Exercise: Your task is to quote the material that follows, in full and exactly.
##### Entries provided #####
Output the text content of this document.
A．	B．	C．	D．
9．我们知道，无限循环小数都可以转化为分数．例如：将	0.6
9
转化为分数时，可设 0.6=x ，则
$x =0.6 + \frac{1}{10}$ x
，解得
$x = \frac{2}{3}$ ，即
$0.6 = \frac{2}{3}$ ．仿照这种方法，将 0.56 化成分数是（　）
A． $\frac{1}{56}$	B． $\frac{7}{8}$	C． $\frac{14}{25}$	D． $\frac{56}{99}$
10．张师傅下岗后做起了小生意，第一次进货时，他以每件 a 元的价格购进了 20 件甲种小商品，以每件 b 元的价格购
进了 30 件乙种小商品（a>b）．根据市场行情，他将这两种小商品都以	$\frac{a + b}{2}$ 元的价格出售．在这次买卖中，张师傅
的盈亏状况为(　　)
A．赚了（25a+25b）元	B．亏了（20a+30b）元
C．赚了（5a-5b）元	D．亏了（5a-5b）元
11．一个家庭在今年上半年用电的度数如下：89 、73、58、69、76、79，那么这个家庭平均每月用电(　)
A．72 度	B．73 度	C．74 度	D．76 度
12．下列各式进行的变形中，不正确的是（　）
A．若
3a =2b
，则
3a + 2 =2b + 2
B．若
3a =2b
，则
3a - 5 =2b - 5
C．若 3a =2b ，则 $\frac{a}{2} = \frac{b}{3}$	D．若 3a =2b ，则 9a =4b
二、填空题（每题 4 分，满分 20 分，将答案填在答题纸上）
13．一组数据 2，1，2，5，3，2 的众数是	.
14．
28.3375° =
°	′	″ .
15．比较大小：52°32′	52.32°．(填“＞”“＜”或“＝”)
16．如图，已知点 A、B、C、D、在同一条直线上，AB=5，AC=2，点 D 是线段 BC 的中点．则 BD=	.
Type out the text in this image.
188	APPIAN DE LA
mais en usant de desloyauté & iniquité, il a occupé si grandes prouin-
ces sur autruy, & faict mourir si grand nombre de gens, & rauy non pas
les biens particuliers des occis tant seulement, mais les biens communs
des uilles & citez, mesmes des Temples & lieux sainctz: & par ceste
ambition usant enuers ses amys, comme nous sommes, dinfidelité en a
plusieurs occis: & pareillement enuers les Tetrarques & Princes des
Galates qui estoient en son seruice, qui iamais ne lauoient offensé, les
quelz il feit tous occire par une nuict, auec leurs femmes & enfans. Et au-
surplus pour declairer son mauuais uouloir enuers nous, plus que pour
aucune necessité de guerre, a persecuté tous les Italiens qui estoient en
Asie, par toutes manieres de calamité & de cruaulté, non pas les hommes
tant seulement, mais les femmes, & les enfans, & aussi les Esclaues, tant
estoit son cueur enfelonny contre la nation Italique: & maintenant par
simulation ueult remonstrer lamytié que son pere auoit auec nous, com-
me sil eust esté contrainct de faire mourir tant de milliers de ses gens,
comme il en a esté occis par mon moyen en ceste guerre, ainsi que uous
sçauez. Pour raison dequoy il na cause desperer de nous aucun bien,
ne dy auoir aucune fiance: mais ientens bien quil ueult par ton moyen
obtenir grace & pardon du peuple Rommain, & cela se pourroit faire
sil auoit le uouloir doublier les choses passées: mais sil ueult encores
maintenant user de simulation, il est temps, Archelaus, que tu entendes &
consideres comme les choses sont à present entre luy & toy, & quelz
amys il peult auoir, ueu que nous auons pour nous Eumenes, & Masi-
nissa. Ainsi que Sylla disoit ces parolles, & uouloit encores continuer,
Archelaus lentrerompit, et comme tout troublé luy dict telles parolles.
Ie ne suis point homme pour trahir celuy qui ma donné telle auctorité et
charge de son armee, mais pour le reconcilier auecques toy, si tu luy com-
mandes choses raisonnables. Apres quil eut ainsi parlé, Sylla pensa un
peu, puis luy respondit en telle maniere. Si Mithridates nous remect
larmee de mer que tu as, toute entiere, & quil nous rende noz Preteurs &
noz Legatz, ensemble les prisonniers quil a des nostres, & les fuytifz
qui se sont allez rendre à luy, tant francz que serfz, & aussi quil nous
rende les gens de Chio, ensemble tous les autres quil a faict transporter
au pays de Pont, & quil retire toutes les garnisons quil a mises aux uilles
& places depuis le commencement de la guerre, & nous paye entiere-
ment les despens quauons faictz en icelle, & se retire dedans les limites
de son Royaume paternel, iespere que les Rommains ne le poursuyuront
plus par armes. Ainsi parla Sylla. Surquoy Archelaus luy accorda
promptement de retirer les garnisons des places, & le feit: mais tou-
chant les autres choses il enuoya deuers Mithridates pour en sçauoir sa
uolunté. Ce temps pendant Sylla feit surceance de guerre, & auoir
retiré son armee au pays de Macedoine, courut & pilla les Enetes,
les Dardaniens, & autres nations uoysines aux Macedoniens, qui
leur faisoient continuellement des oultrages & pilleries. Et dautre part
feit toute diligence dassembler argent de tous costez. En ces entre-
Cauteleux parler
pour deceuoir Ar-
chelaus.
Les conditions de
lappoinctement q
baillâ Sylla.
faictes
#####
Worked solution:
Output the text content of this document.
A．	B．	C．	D．
9．我们知道，无限循环小数都可以转化为分数．例如：将	0.6
9
转化为分数时，可设 0.6=x ，则
$x =0.6 + \frac{1}{10}$ x
，解得
$x = \frac{2}{3}$ ，即
$0.6 = \frac{2}{3}$ ．仿照这种方法，将 0.56 化成分数是（　）
A． $\frac{1}{56}$	B． $\frac{7}{8}$	C． $\frac{14}{25}$	D． $\frac{56}{99}$
10．张师傅下岗后做起了小生意，第一次进货时，他以每件 a 元的价格购进了 20 件甲种小商品，以每件 b 元的价格购
进了 30 件乙种小商品（a>b）．根据市场行情，他将这两种小商品都以	$\frac{a + b}{2}$ 元的价格出售．在这次买卖中，张师傅
的盈亏状况为(　　)
A．赚了（25a+25b）元	B．亏了（20a+30b）元
C．赚了（5a-5b）元	D．亏了（5a-5b）元
11．一个家庭在今年上半年用电的度数如下：89 、73、58、69、76、79，那么这个家庭平均每月用电(　)
A．72 度	B．73 度	C．74 度	D．76 度
12．下列各式进行的变形中，不正确的是（　）
A．若
3a =2b
，则
3a + 2 =2b + 2
B．若
3a =2b
，则
3a - 5 =2b - 5
C．若 3a =2b ，则 $\frac{a}{2} = \frac{b}{3}$	D．若 3a =2b ，则 9a =4b
二、填空题（每题 4 分，满分 20 分，将答案填在答题纸上）
13．一组数据 2，1，2，5，3，2 的众数是	.
14．
28.3375° =
°	′	″ .
15．比较大小：52°32′	52.32°．(填“＞”“＜”或“＝”)
16．如图，已知点 A、B、C、D、在同一条直线上，AB=5，AC=2，点 D 是线段 BC 的中点．则 BD=	.
Type out the text in this image.
188	APPIAN DE LA
mais en usant de desloyauté & iniquité, il a occupé si grandes prouin-
ces sur autruy, & faict mourir si grand nombre de gens, & rauy non pas
les biens particuliers des occis tant seulement, mais les biens communs
des uilles & citez, mesmes des Temples & lieux sainctz: & par ceste
ambition usant enuers ses amys, comme nous sommes, dinfidelité en a
plusieurs occis: & pareillement enuers les Tetrarques & Princes des
Galates qui estoient en son seruice, qui iamais ne lauoient offensé, les
quelz il feit tous occire par une nuict, auec leurs femmes & enfans. Et au-
surplus pour declairer son mauuais uouloir enuers nous, plus que pour
aucune necessité de guerre, a persecuté tous les Italiens qui estoient en
Asie, par toutes manieres de calamité & de cruaulté, non pas les hommes
tant seulement, mais les femmes, & les enfans, & aussi les Esclaues, tant
estoit son cueur enfelonny contre la nation Italique: & maintenant par
simulation ueult remonstrer lamytié que son pere auoit auec nous, com-
me sil eust esté contrainct de faire mourir tant de milliers de ses gens,
comme il en a esté occis par mon moyen en ceste guerre, ainsi que uous
sçauez. Pour raison dequoy il na cause desperer de nous aucun bien,
ne dy auoir aucune fiance: mais ientens bien quil ueult par ton moyen
obtenir grace & pardon du peuple Rommain, & cela se pourroit faire
sil auoit le uouloir doublier les choses passées: mais sil ueult encores
maintenant user de simulation, il est temps, Archelaus, que tu entendes &
consideres comme les choses sont à present entre luy & toy, & quelz
amys il peult auoir, ueu que nous auons pour nous Eumenes, & Masi-
nissa. Ainsi que Sylla disoit ces parolles, & uouloit encores continuer,
Archelaus lentrerompit, et comme tout troublé luy dict telles parolles.
Ie ne suis point homme pour trahir celuy qui ma donné telle auctorité et
charge de son armee, mais pour le reconcilier auecques toy, si tu luy com-
mandes choses raisonnables. Apres quil eut ainsi parlé, Sylla pensa un
peu, puis luy respondit en telle maniere. Si Mithridates nous remect
larmee de mer que tu as, toute entiere, & quil nous rende noz Preteurs &
noz Legatz, ensemble les prisonniers quil a des nostres, & les fuytifz
qui se sont allez rendre à luy, tant francz que serfz, & aussi quil nous
rende les gens de Chio, ensemble tous les autres quil a faict transporter
au pays de Pont, & quil retire toutes les garnisons quil a mises aux uilles
& places depuis le commencement de la guerre, & nous paye entiere-
ment les despens quauons faictz en icelle, & se retire dedans les limites
de son Royaume paternel, iespere que les Rommains ne le poursuyuront
plus par armes. Ainsi parla Sylla. Surquoy Archelaus luy accorda
promptement de retirer les garnisons des places, & le feit: mais tou-
chant les autres choses il enuoya deuers Mithridates pour en sçauoir sa
uolunté. Ce temps pendant Sylla feit surceance de guerre, & auoir
retiré son armee au pays de Macedoine, courut & pilla les Enetes,
les Dardaniens, & autres nations uoysines aux Macedoniens, qui
leur faisoient continuellement des oultrages & pilleries. Et dautre part
feit toute diligence dassembler argent de tous costez. En ces entre-
Cauteleux parler
pour deceuoir Ar-
chelaus.
Les conditions de
lappoinctement q
baillâ Sylla.
faictes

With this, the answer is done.